[Element and region data]
** Begin **

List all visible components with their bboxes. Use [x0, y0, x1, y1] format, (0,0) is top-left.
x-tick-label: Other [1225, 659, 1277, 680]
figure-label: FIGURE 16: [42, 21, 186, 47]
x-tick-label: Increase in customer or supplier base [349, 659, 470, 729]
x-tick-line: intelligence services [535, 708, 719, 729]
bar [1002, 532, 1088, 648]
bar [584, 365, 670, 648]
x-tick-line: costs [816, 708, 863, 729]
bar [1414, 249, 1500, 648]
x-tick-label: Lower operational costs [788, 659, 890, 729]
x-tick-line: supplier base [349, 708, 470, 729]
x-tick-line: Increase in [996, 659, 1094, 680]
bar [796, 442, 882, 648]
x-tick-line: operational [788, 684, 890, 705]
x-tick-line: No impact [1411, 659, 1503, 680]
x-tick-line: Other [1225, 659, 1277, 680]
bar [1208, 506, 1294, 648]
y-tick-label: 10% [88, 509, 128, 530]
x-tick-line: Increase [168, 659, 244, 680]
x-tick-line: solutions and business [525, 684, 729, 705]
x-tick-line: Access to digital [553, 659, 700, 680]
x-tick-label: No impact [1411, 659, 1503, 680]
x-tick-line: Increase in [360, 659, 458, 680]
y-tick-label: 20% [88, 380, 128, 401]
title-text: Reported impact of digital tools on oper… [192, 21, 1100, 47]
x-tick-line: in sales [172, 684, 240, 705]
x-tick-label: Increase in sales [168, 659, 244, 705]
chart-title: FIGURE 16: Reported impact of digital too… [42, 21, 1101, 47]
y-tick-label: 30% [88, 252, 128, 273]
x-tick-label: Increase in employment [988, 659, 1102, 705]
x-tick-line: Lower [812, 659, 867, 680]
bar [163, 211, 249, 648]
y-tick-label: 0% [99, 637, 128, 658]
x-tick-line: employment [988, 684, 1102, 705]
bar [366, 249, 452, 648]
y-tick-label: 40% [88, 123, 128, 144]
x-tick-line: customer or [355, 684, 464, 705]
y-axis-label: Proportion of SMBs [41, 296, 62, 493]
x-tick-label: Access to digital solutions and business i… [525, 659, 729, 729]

** End **

WHAT IS BEING ASKED ->
Copy every row above without changing anything.

EXERCISE OUTPUT ->
List all visible components with their bboxes. Use [x0, y0, x1, y1] format, (0,0) is top-left.
x-tick-label: Other [1225, 659, 1277, 680]
figure-label: FIGURE 16: [42, 21, 186, 47]
x-tick-label: Increase in customer or supplier base [349, 659, 470, 729]
x-tick-line: intelligence services [535, 708, 719, 729]
bar [1002, 532, 1088, 648]
bar [584, 365, 670, 648]
x-tick-line: costs [816, 708, 863, 729]
bar [1414, 249, 1500, 648]
x-tick-label: Lower operational costs [788, 659, 890, 729]
x-tick-line: supplier base [349, 708, 470, 729]
x-tick-line: Increase in [996, 659, 1094, 680]
bar [796, 442, 882, 648]
x-tick-line: operational [788, 684, 890, 705]
x-tick-line: No impact [1411, 659, 1503, 680]
x-tick-line: Other [1225, 659, 1277, 680]
bar [1208, 506, 1294, 648]
y-tick-label: 10% [88, 509, 128, 530]
x-tick-line: Increase [168, 659, 244, 680]
x-tick-line: solutions and business [525, 684, 729, 705]
x-tick-line: Access to digital [553, 659, 700, 680]
x-tick-label: No impact [1411, 659, 1503, 680]
x-tick-line: Increase in [360, 659, 458, 680]
y-tick-label: 20% [88, 380, 128, 401]
title-text: Reported impact of digital tools on oper… [192, 21, 1100, 47]
x-tick-line: in sales [172, 684, 240, 705]
x-tick-label: Increase in sales [168, 659, 244, 705]
chart-title: FIGURE 16: Reported impact of digital too… [42, 21, 1101, 47]
y-tick-label: 30% [88, 252, 128, 273]
x-tick-label: Increase in employment [988, 659, 1102, 705]
x-tick-line: Lower [812, 659, 867, 680]
bar [163, 211, 249, 648]
y-tick-label: 0% [99, 637, 128, 658]
x-tick-line: employment [988, 684, 1102, 705]
bar [366, 249, 452, 648]
y-tick-label: 40% [88, 123, 128, 144]
x-tick-line: customer or [355, 684, 464, 705]
y-axis-label: Proportion of SMBs [41, 296, 62, 493]
x-tick-label: Access to digital solutions and business i… [525, 659, 729, 729]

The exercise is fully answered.